### THE PROBLEM
Gather each line containing the string "object" from these entries.

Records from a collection
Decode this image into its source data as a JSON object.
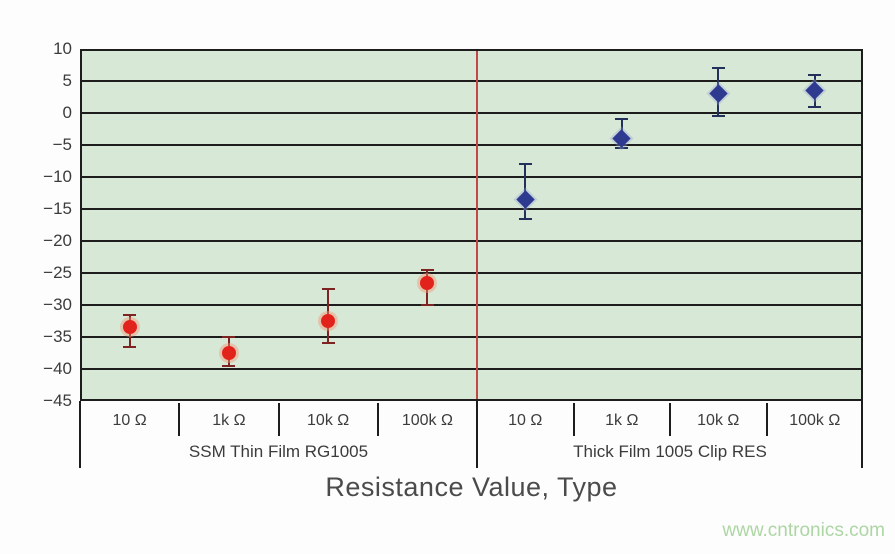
{
  "watermark": "www.cntronics.com",
  "colors": {
    "plot_background": "#d7e8d7",
    "gridline": "#1d1d1d",
    "axis_text": "#3c3c3c",
    "title_text": "#4b4b4b",
    "watermark_text": "#add6a4",
    "red_series": "#e2231c",
    "blue_series": "#2d3a90"
  },
  "chart_data": {
    "type": "scatter",
    "title": "",
    "xlabel": "Resistance Value, Type",
    "ylabel": "",
    "ylim": [
      -45,
      10
    ],
    "grid": true,
    "legend_position": "none",
    "divider_color": "#c04848",
    "yticks": [
      {
        "value": 10,
        "label": "10"
      },
      {
        "value": 5,
        "label": "5"
      },
      {
        "value": 0,
        "label": "0"
      },
      {
        "value": -5,
        "label": "−5"
      },
      {
        "value": -10,
        "label": "−10"
      },
      {
        "value": -15,
        "label": "−15"
      },
      {
        "value": -20,
        "label": "−20"
      },
      {
        "value": -25,
        "label": "−25"
      },
      {
        "value": -30,
        "label": "−30"
      },
      {
        "value": -35,
        "label": "−35"
      },
      {
        "value": -40,
        "label": "−40"
      },
      {
        "value": -45,
        "label": "−45"
      }
    ],
    "groups": [
      {
        "label": "SSM Thin Film RG1005",
        "marker": "circle",
        "marker_color": "#e2231c",
        "halo_color": "rgba(246,150,118,0.45)",
        "error_color": "#7e2222",
        "categories": [
          "10 Ω",
          "1k Ω",
          "10k Ω",
          "100k Ω"
        ],
        "points": [
          {
            "x": "10 Ω",
            "value": -33.5,
            "err_high": -31.5,
            "err_low": -36.5
          },
          {
            "x": "1k Ω",
            "value": -37.5,
            "err_high": -35,
            "err_low": -39.5
          },
          {
            "x": "10k Ω",
            "value": -32.5,
            "err_high": -27.5,
            "err_low": -36
          },
          {
            "x": "100k Ω",
            "value": -26.5,
            "err_high": -24.5,
            "err_low": -30
          }
        ]
      },
      {
        "label": "Thick Film 1005 Clip RES",
        "marker": "diamond",
        "marker_color": "#2d3a90",
        "halo_color": "rgba(150,160,215,0.35)",
        "error_color": "#233059",
        "categories": [
          "10 Ω",
          "1k Ω",
          "10k Ω",
          "100k Ω"
        ],
        "points": [
          {
            "x": "10 Ω",
            "value": -13.5,
            "err_high": -8,
            "err_low": -16.5
          },
          {
            "x": "1k Ω",
            "value": -4,
            "err_high": -1,
            "err_low": -5.5
          },
          {
            "x": "10k Ω",
            "value": 3,
            "err_high": 7,
            "err_low": -0.5
          },
          {
            "x": "100k Ω",
            "value": 3.5,
            "err_high": 6,
            "err_low": 1
          }
        ]
      }
    ]
  }
}
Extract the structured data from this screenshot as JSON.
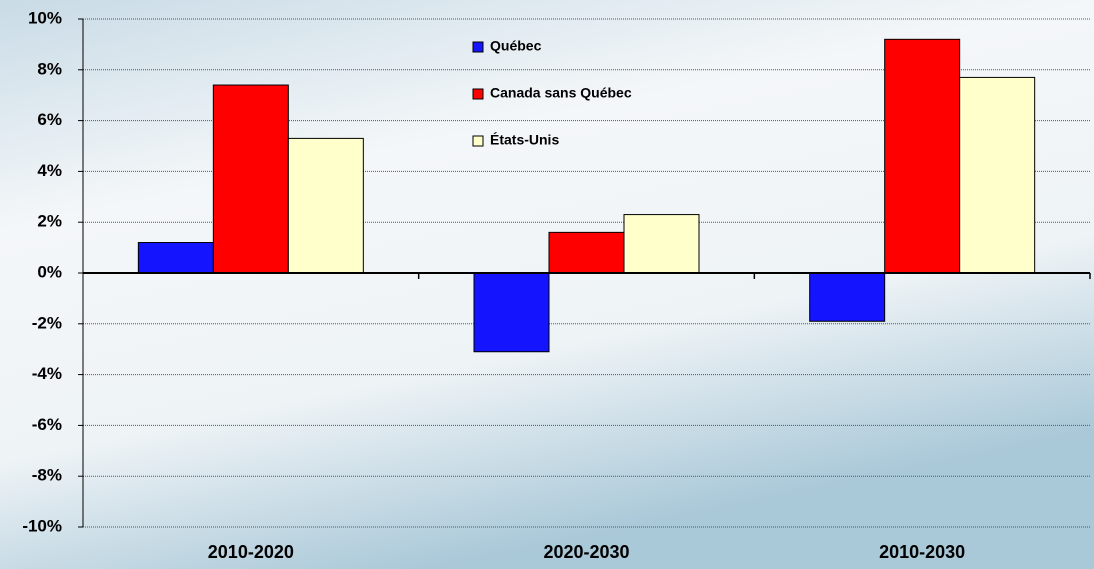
{
  "chart_data": {
    "type": "bar",
    "categories": [
      "2010-2020",
      "2020-2030",
      "2010-2030"
    ],
    "series": [
      {
        "name": "Québec",
        "color": "#1414ff",
        "values": [
          1.2,
          -3.1,
          -1.9
        ]
      },
      {
        "name": "Canada sans Québec",
        "color": "#ff0000",
        "values": [
          7.4,
          1.6,
          9.2
        ]
      },
      {
        "name": "États-Unis",
        "color": "#ffffcc",
        "values": [
          5.3,
          2.3,
          7.7
        ]
      }
    ],
    "ylim": [
      -10,
      10
    ],
    "yticks": [
      {
        "value": -10,
        "label": "-10%"
      },
      {
        "value": -8,
        "label": "-8%"
      },
      {
        "value": -6,
        "label": "-6%"
      },
      {
        "value": -4,
        "label": "-4%"
      },
      {
        "value": -2,
        "label": "-2%"
      },
      {
        "value": 0,
        "label": "0%"
      },
      {
        "value": 2,
        "label": "2%"
      },
      {
        "value": 4,
        "label": "4%"
      },
      {
        "value": 6,
        "label": "6%"
      },
      {
        "value": 8,
        "label": "8%"
      },
      {
        "value": 10,
        "label": "10%"
      }
    ],
    "grid": true
  }
}
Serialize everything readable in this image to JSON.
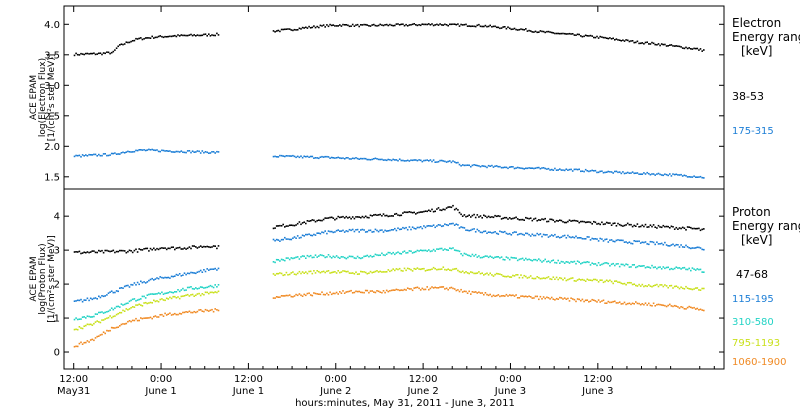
{
  "chart_data": [
    {
      "type": "scatter",
      "ylabel_lines": [
        "ACE EPAM",
        "log(Electron Flux)",
        "[1/(cm²s ster MeV)]"
      ],
      "ylim": [
        1.3,
        4.3
      ],
      "yticks": [
        "1.5",
        "2.0",
        "2.5",
        "3.0",
        "3.5",
        "4.0"
      ],
      "legend_title": [
        "Electron",
        "Energy range",
        "[keV]"
      ],
      "series": [
        {
          "name": "38-53",
          "color": "#000000",
          "points": [
            [
              0,
              3.52
            ],
            [
              5,
              3.53
            ],
            [
              8,
              3.55
            ],
            [
              9,
              3.65
            ],
            [
              11,
              3.72
            ],
            [
              13,
              3.77
            ],
            [
              16,
              3.8
            ],
            [
              20,
              3.82
            ],
            [
              24,
              3.83
            ],
            [
              28,
              3.84
            ],
            [
              30,
              3.85
            ],
            [
              41,
              3.9
            ],
            [
              45,
              3.93
            ],
            [
              48,
              3.96
            ],
            [
              52,
              3.99
            ],
            [
              55,
              4.0
            ],
            [
              60,
              3.99
            ],
            [
              64,
              4.0
            ],
            [
              68,
              4.0
            ],
            [
              72,
              4.01
            ],
            [
              76,
              4.01
            ],
            [
              78,
              4.0
            ],
            [
              80,
              4.0
            ],
            [
              84,
              3.99
            ],
            [
              88,
              3.96
            ],
            [
              92,
              3.93
            ],
            [
              96,
              3.89
            ],
            [
              100,
              3.86
            ],
            [
              104,
              3.83
            ],
            [
              108,
              3.8
            ],
            [
              112,
              3.76
            ],
            [
              116,
              3.72
            ],
            [
              120,
              3.69
            ],
            [
              124,
              3.65
            ],
            [
              128,
              3.61
            ],
            [
              130,
              3.58
            ]
          ]
        },
        {
          "name": "175-315",
          "color": "#1c7ed6",
          "points": [
            [
              0,
              1.85
            ],
            [
              5,
              1.87
            ],
            [
              8,
              1.88
            ],
            [
              11,
              1.93
            ],
            [
              14,
              1.95
            ],
            [
              18,
              1.94
            ],
            [
              22,
              1.93
            ],
            [
              26,
              1.92
            ],
            [
              30,
              1.91
            ],
            [
              41,
              1.85
            ],
            [
              46,
              1.84
            ],
            [
              52,
              1.83
            ],
            [
              58,
              1.81
            ],
            [
              64,
              1.8
            ],
            [
              70,
              1.78
            ],
            [
              74,
              1.77
            ],
            [
              78,
              1.76
            ],
            [
              80,
              1.7
            ],
            [
              86,
              1.68
            ],
            [
              92,
              1.66
            ],
            [
              98,
              1.64
            ],
            [
              104,
              1.62
            ],
            [
              110,
              1.59
            ],
            [
              116,
              1.57
            ],
            [
              122,
              1.55
            ],
            [
              128,
              1.52
            ],
            [
              130,
              1.5
            ]
          ]
        }
      ]
    },
    {
      "type": "scatter",
      "ylabel_lines": [
        "ACE EPAM",
        "log(Proton Flux)",
        "[1/(cm²s ster MeV)]"
      ],
      "ylim": [
        -0.5,
        4.8
      ],
      "yticks": [
        "0",
        "1",
        "2",
        "3",
        "4"
      ],
      "legend_title": [
        "Proton",
        "Energy range",
        "[keV]"
      ],
      "x_tick_labels": [
        [
          "12:00",
          "May31"
        ],
        [
          "0:00",
          "June 1"
        ],
        [
          "12:00",
          "June 1"
        ],
        [
          "0:00",
          "June 2"
        ],
        [
          "12:00",
          "June 2"
        ],
        [
          "0:00",
          "June 3"
        ],
        [
          "12:00",
          "June 3"
        ]
      ],
      "xlabel": "hours:minutes, May 31, 2011 - June  3, 2011",
      "series": [
        {
          "name": "47-68",
          "color": "#000000",
          "points": [
            [
              0,
              2.95
            ],
            [
              6,
              2.97
            ],
            [
              12,
              3.0
            ],
            [
              16,
              3.05
            ],
            [
              18,
              3.1
            ],
            [
              20,
              3.08
            ],
            [
              24,
              3.1
            ],
            [
              28,
              3.15
            ],
            [
              30,
              3.1
            ],
            [
              41,
              3.7
            ],
            [
              46,
              3.8
            ],
            [
              52,
              3.95
            ],
            [
              58,
              4.0
            ],
            [
              64,
              4.05
            ],
            [
              68,
              4.1
            ],
            [
              72,
              4.15
            ],
            [
              76,
              4.25
            ],
            [
              78,
              4.3
            ],
            [
              80,
              4.05
            ],
            [
              86,
              4.0
            ],
            [
              92,
              3.95
            ],
            [
              98,
              3.9
            ],
            [
              104,
              3.85
            ],
            [
              110,
              3.8
            ],
            [
              116,
              3.75
            ],
            [
              122,
              3.7
            ],
            [
              128,
              3.65
            ],
            [
              130,
              3.6
            ]
          ]
        },
        {
          "name": "115-195",
          "color": "#1c7ed6",
          "points": [
            [
              0,
              1.5
            ],
            [
              4,
              1.6
            ],
            [
              8,
              1.8
            ],
            [
              12,
              2.0
            ],
            [
              16,
              2.15
            ],
            [
              20,
              2.25
            ],
            [
              24,
              2.35
            ],
            [
              28,
              2.45
            ],
            [
              30,
              2.5
            ],
            [
              41,
              3.3
            ],
            [
              46,
              3.4
            ],
            [
              52,
              3.55
            ],
            [
              58,
              3.6
            ],
            [
              64,
              3.6
            ],
            [
              68,
              3.65
            ],
            [
              72,
              3.7
            ],
            [
              76,
              3.75
            ],
            [
              78,
              3.8
            ],
            [
              80,
              3.65
            ],
            [
              86,
              3.55
            ],
            [
              92,
              3.5
            ],
            [
              98,
              3.45
            ],
            [
              104,
              3.4
            ],
            [
              110,
              3.3
            ],
            [
              116,
              3.25
            ],
            [
              122,
              3.2
            ],
            [
              128,
              3.1
            ],
            [
              130,
              3.05
            ]
          ]
        },
        {
          "name": "310-580",
          "color": "#22d3c5",
          "points": [
            [
              0,
              1.0
            ],
            [
              4,
              1.1
            ],
            [
              8,
              1.3
            ],
            [
              12,
              1.55
            ],
            [
              16,
              1.7
            ],
            [
              20,
              1.8
            ],
            [
              24,
              1.9
            ],
            [
              28,
              1.95
            ],
            [
              30,
              2.0
            ],
            [
              41,
              2.7
            ],
            [
              46,
              2.8
            ],
            [
              52,
              2.85
            ],
            [
              58,
              2.8
            ],
            [
              64,
              2.9
            ],
            [
              68,
              2.95
            ],
            [
              72,
              3.0
            ],
            [
              76,
              3.05
            ],
            [
              78,
              3.05
            ],
            [
              80,
              2.9
            ],
            [
              86,
              2.8
            ],
            [
              92,
              2.75
            ],
            [
              98,
              2.7
            ],
            [
              104,
              2.65
            ],
            [
              110,
              2.6
            ],
            [
              116,
              2.55
            ],
            [
              122,
              2.5
            ],
            [
              128,
              2.45
            ],
            [
              130,
              2.4
            ]
          ]
        },
        {
          "name": "795-1193",
          "color": "#c9e01c",
          "points": [
            [
              0,
              0.7
            ],
            [
              4,
              0.85
            ],
            [
              8,
              1.1
            ],
            [
              12,
              1.35
            ],
            [
              16,
              1.5
            ],
            [
              20,
              1.6
            ],
            [
              24,
              1.7
            ],
            [
              28,
              1.75
            ],
            [
              30,
              1.8
            ],
            [
              41,
              2.3
            ],
            [
              46,
              2.35
            ],
            [
              52,
              2.4
            ],
            [
              58,
              2.35
            ],
            [
              64,
              2.4
            ],
            [
              68,
              2.45
            ],
            [
              72,
              2.45
            ],
            [
              76,
              2.5
            ],
            [
              78,
              2.45
            ],
            [
              80,
              2.4
            ],
            [
              86,
              2.3
            ],
            [
              92,
              2.25
            ],
            [
              98,
              2.2
            ],
            [
              104,
              2.15
            ],
            [
              110,
              2.1
            ],
            [
              116,
              2.0
            ],
            [
              122,
              1.95
            ],
            [
              128,
              1.9
            ],
            [
              130,
              1.85
            ]
          ]
        },
        {
          "name": "1060-1900",
          "color": "#f08a24",
          "points": [
            [
              0,
              0.2
            ],
            [
              4,
              0.4
            ],
            [
              8,
              0.75
            ],
            [
              12,
              0.95
            ],
            [
              16,
              1.05
            ],
            [
              20,
              1.15
            ],
            [
              24,
              1.2
            ],
            [
              28,
              1.25
            ],
            [
              30,
              1.25
            ],
            [
              41,
              1.65
            ],
            [
              46,
              1.7
            ],
            [
              52,
              1.75
            ],
            [
              58,
              1.8
            ],
            [
              64,
              1.8
            ],
            [
              68,
              1.85
            ],
            [
              72,
              1.9
            ],
            [
              76,
              1.9
            ],
            [
              78,
              1.9
            ],
            [
              80,
              1.8
            ],
            [
              86,
              1.7
            ],
            [
              92,
              1.65
            ],
            [
              98,
              1.6
            ],
            [
              104,
              1.55
            ],
            [
              110,
              1.5
            ],
            [
              116,
              1.45
            ],
            [
              122,
              1.4
            ],
            [
              128,
              1.3
            ],
            [
              130,
              1.25
            ]
          ]
        }
      ]
    }
  ]
}
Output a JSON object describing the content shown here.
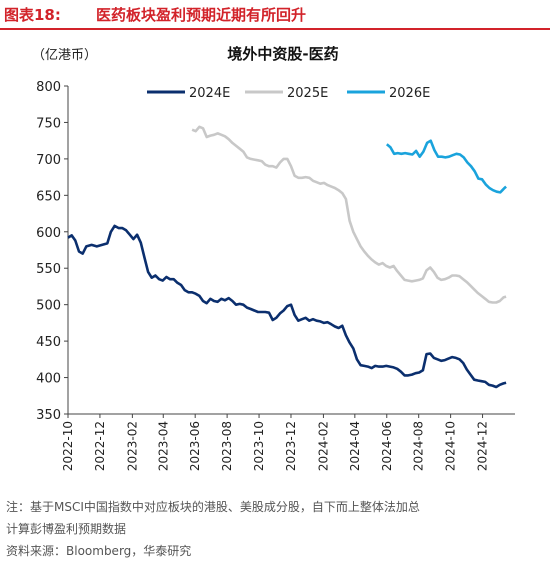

### THE ANSWER
Decode this image into its source data as a JSON object.
Output a JSON object describing the content shown here.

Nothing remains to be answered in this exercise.